*SET TASK A*:
In the e-caller thread, what price range does the first poster prefer?
*SET TASK B*:
Quote the stretch of the e-caller thread from "## snow (Dec" through "back his product.".

*TEXT PROVIDED*:

■ ■ ■ ■

# E-caller



## ndhunter44 (Dec 1, 2011)

Whats a good e caller/ecaller combo for the weekend warrior? looking for one for the spring 2013 preferably between $250-300. Thanks!


----------



## goosegrinder (Mar 4, 2005)

www.goosegetter.com

Alex


----------



## blhunter3 (May 5, 2007)

http://www.snowsmacker.com/start.htm


----------



## ndhunter44 (Dec 1, 2011)

Does goosegetter have good customer service and decently fast shipping?


----------



## blhunter3 (May 5, 2007)

www.snowsmacker.com

Give this guy a look. Stand up guy.


----------



## NC Ducker (Feb 17, 2010)

Squawk box is deffinately the way to go! Very light weight and compact. I am very satisfied with mine. Customer service is top notch and they are a sponsor. http://www.northernskiesoutfitters.com/squawkboxecall/


----------



## goosegrinder (Mar 4, 2005)

> Does goosegetter have good customer service and decently fast shipping?


Yes.

Alex


----------



## snow (Dec 7, 2007)

2nd the squawk box,shot over this caller myself with Matt from "northern skies" great unit and Matt is not only a sponsor but a great guy that will back his product.


----------

■ ■ ■ ■

*RAW RECORDS*:
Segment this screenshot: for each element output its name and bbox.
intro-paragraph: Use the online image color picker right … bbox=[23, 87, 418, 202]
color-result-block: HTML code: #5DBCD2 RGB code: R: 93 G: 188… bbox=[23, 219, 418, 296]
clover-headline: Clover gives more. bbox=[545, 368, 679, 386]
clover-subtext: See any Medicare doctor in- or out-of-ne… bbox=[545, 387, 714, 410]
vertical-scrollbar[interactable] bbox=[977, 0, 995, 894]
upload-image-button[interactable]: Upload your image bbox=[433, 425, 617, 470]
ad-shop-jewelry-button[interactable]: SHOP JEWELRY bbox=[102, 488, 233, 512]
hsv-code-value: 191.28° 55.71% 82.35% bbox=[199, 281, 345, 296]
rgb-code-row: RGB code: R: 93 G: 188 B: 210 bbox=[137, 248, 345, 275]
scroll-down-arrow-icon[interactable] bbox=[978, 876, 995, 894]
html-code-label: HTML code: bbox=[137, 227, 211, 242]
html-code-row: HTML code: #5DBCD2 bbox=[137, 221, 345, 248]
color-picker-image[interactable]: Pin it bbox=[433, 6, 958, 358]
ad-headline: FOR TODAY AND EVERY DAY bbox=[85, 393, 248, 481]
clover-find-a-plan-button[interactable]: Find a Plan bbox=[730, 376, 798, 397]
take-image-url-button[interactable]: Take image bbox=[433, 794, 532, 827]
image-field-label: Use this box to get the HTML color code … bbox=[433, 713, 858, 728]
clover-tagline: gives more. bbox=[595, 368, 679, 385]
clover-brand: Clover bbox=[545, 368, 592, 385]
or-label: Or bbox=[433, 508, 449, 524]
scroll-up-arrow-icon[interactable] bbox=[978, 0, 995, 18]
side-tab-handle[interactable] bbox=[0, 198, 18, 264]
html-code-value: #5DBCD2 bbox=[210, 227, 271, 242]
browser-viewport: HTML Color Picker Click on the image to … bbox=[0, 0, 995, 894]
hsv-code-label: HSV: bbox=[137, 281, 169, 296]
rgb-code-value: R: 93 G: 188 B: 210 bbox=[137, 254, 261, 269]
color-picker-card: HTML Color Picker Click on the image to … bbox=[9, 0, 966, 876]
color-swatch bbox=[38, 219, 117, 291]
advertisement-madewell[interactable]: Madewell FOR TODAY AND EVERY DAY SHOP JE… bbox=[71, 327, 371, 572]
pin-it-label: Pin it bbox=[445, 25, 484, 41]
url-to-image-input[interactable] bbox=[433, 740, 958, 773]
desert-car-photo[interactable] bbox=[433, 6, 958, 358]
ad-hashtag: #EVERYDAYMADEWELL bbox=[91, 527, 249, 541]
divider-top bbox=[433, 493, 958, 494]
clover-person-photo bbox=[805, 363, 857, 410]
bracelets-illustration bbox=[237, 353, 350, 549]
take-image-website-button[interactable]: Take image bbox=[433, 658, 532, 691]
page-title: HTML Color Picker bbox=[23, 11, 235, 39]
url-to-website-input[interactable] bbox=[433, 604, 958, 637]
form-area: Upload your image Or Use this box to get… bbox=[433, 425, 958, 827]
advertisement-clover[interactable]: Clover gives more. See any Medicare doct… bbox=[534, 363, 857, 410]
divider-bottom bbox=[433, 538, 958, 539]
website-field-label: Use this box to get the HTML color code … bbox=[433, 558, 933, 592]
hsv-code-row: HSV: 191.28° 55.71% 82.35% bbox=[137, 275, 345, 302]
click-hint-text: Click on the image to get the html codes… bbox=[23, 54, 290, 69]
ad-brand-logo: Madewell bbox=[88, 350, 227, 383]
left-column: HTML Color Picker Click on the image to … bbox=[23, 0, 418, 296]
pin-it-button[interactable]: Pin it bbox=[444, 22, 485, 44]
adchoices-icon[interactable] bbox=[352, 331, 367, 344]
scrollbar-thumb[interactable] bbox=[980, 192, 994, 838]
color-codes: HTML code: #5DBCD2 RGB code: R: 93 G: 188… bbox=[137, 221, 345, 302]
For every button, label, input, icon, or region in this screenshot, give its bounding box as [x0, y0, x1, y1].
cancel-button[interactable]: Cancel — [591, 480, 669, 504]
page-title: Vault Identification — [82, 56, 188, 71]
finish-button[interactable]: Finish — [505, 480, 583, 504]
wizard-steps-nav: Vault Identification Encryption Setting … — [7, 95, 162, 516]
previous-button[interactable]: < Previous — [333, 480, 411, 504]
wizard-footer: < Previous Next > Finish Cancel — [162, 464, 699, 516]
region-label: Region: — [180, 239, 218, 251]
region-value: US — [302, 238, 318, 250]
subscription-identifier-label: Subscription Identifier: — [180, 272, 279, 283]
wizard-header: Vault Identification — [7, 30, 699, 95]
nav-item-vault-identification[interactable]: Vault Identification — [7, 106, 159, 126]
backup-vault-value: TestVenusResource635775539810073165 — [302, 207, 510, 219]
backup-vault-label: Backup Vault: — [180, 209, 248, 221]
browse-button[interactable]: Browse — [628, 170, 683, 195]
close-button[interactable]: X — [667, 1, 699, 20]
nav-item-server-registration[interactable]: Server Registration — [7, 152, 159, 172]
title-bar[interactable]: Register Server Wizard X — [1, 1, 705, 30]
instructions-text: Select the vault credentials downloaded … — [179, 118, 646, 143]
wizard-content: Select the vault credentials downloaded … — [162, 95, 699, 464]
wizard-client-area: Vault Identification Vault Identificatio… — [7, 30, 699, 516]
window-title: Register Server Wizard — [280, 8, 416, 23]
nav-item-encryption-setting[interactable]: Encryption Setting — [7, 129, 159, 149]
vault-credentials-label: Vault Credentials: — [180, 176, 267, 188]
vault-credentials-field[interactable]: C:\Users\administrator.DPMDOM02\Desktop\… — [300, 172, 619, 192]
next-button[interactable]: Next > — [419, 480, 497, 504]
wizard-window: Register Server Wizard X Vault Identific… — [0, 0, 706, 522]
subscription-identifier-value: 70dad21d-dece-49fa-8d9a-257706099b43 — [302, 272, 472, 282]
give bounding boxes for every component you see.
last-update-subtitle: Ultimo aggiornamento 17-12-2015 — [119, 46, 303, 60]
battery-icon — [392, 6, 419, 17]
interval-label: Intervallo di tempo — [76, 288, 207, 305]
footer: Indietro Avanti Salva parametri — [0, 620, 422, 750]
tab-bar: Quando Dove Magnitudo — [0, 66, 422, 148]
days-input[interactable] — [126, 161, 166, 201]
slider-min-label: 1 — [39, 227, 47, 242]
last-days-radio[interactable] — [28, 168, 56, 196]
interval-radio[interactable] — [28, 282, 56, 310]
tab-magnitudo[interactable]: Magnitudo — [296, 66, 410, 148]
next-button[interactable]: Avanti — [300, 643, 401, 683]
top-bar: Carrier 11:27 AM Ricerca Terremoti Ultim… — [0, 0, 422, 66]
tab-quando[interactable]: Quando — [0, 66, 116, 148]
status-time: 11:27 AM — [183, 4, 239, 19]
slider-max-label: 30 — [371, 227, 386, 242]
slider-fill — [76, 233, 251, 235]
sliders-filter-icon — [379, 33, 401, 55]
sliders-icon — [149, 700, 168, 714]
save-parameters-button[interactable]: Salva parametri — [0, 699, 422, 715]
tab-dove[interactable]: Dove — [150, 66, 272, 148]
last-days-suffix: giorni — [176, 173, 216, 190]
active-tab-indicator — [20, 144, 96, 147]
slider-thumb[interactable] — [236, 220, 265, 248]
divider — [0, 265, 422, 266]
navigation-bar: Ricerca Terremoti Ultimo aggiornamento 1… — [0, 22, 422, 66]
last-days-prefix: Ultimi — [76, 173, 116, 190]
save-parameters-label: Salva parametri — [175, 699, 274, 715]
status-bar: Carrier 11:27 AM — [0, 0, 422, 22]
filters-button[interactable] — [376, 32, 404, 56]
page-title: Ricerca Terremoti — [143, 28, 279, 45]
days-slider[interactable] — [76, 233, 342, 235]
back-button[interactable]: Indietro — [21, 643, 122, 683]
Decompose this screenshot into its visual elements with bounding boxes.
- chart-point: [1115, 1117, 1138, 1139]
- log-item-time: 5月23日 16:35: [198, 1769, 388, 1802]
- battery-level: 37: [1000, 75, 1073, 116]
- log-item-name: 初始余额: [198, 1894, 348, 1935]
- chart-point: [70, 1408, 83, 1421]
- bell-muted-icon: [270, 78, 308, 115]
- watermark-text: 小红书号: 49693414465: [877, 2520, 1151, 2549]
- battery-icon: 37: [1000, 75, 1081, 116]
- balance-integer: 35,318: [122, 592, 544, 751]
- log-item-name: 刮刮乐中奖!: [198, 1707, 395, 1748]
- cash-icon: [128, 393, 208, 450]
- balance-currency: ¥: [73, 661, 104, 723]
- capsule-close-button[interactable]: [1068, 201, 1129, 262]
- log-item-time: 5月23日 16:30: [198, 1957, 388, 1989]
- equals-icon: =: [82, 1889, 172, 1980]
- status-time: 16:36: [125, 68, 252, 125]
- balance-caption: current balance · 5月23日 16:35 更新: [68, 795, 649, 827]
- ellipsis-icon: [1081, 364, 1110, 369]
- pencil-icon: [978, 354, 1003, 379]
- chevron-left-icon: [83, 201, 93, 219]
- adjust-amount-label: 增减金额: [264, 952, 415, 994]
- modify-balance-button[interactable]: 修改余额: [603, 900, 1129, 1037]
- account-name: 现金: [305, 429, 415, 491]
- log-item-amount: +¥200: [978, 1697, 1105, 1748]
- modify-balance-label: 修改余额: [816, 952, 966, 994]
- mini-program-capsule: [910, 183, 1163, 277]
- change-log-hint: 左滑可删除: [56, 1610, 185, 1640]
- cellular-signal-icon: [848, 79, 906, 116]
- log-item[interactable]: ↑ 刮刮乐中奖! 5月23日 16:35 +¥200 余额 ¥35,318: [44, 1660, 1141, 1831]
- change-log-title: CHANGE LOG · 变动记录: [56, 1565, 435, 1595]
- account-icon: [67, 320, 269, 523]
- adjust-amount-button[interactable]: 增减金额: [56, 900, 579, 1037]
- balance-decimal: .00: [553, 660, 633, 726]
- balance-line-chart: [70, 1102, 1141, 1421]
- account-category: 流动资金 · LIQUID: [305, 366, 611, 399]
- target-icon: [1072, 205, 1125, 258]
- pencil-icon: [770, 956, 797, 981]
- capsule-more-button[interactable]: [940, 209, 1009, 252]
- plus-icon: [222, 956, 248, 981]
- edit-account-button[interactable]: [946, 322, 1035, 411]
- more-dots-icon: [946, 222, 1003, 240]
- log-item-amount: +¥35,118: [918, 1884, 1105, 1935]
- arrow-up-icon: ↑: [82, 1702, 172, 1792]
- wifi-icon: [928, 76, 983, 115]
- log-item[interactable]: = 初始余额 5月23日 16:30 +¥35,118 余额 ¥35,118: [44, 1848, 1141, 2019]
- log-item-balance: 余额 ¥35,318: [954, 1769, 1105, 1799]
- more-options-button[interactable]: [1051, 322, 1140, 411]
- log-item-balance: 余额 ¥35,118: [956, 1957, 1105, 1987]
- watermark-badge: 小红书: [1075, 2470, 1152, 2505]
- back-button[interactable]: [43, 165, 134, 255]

■ ■ ■ ■

*FINISHED ANSWER A*:
Between $250 and $300.

*FINISHED ANSWER B*:
## snow (Dec 7, 2007)

2nd the squawk box,shot over this caller myself with Matt from "northern skies" great unit and Matt is not only a sponsor but a great guy that will back his product.